**Problem**
Look for "this" in each line of the entries, and return the matching lines.

**Items**
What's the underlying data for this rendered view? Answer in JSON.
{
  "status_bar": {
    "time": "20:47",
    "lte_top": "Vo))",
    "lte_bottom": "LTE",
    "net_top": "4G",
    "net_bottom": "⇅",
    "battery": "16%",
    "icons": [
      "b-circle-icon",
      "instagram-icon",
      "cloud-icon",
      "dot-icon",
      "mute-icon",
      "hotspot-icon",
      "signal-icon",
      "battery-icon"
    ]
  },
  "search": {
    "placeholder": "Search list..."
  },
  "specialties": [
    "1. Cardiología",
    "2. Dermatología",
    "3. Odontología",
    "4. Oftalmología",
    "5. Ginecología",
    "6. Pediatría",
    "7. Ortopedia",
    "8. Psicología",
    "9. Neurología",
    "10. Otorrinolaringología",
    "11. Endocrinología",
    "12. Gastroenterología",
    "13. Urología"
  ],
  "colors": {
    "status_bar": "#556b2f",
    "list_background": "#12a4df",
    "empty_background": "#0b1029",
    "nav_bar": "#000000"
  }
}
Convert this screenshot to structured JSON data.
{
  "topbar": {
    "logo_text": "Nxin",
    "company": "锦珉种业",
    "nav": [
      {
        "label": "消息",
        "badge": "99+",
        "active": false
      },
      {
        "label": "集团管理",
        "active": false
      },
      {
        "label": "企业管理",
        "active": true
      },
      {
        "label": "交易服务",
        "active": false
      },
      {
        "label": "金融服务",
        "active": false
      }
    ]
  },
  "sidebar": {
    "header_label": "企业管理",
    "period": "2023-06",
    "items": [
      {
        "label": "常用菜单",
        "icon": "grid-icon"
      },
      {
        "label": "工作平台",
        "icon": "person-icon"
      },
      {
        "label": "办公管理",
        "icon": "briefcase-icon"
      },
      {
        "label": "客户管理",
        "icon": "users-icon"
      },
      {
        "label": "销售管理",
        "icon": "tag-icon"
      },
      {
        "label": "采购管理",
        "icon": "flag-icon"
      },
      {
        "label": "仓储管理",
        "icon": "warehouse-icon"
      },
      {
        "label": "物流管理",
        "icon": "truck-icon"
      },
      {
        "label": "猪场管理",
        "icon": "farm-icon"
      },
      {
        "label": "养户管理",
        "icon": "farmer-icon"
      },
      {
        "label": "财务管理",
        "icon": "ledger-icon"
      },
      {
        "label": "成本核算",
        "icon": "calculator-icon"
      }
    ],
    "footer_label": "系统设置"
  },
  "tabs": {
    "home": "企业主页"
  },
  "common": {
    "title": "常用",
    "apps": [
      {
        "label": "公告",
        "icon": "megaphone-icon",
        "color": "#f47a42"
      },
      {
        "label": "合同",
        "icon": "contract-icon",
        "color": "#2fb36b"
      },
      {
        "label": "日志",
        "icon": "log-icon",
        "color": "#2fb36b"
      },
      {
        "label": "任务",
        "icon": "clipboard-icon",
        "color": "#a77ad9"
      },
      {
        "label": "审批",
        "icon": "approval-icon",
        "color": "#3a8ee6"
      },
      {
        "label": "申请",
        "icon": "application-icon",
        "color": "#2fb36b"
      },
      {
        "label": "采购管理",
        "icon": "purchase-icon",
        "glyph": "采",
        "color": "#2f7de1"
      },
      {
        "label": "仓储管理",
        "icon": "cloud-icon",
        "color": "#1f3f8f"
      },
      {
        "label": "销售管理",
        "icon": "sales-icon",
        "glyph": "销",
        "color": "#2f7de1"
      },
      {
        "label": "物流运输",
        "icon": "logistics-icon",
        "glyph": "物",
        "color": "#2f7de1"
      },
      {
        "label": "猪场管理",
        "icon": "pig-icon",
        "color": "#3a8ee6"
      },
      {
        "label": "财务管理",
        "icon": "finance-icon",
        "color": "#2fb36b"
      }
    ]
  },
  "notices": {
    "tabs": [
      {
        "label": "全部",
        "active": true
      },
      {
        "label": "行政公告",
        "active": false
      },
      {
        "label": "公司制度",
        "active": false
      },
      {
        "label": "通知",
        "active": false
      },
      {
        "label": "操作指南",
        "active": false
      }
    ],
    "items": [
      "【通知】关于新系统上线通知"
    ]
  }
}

**Answer to the problem**
What's the underlying data for this rendered view? Answer in JSON.
Convert this screenshot to structured JSON data.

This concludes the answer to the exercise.